[MATERIAL SHOWN start]
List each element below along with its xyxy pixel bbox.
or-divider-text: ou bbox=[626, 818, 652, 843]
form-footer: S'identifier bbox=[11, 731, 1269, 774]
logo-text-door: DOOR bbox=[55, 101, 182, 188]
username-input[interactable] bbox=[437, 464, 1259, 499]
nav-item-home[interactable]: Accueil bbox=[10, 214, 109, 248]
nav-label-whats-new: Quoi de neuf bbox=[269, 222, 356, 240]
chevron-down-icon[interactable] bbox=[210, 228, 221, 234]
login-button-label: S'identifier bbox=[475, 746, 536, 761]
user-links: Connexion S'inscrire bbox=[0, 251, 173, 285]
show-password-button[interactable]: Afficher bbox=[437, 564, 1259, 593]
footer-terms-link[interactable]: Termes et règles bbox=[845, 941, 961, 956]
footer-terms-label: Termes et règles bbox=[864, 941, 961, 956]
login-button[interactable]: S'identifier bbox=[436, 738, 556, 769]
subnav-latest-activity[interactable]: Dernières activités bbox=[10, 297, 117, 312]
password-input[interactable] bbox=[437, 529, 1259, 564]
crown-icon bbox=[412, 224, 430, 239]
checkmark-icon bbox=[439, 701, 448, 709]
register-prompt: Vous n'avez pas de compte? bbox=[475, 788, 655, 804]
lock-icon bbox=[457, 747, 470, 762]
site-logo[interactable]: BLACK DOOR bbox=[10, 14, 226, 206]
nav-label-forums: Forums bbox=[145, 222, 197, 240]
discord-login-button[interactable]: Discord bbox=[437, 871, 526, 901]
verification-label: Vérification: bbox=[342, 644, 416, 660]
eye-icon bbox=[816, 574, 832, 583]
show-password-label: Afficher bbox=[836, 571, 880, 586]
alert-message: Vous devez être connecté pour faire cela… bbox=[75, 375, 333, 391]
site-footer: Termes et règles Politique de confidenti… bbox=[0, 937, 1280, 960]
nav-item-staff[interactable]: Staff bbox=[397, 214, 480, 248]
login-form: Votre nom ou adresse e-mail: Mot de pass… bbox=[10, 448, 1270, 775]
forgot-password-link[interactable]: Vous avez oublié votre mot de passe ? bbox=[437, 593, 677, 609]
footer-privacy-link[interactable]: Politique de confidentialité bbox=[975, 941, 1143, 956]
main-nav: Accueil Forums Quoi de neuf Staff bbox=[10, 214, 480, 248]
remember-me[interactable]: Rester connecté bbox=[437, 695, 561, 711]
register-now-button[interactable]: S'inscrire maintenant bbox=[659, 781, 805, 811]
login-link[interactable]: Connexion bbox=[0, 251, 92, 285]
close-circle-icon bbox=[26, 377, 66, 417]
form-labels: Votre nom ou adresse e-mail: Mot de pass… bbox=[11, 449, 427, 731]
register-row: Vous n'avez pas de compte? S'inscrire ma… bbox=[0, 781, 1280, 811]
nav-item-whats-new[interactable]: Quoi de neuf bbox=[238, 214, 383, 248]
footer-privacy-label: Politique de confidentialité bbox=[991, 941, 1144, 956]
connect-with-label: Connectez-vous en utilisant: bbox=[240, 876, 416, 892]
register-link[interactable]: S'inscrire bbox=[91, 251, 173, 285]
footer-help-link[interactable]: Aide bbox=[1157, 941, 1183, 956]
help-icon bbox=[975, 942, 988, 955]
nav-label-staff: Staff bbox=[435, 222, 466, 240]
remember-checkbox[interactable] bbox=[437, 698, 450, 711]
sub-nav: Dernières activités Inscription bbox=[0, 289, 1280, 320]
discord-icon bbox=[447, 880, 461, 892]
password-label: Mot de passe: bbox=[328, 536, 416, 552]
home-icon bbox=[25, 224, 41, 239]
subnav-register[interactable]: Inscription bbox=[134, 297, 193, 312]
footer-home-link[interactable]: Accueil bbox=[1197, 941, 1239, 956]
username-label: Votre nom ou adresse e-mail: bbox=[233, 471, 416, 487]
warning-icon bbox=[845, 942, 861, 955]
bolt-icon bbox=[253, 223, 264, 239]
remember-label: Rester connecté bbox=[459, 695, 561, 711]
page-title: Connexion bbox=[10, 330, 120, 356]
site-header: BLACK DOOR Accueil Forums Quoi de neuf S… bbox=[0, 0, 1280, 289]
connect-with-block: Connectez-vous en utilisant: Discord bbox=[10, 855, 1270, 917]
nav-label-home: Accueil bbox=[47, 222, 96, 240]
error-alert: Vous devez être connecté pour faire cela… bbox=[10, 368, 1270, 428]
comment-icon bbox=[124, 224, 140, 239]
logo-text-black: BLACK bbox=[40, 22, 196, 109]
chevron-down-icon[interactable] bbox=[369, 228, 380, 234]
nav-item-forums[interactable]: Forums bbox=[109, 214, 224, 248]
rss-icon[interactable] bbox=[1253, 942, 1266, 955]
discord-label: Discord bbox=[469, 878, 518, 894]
[MATERIAL SHOWN end]
TASK PROMPT
Please count the lines in the material above that contain the string "avez", and give only the number.

FINAL ANSWER
3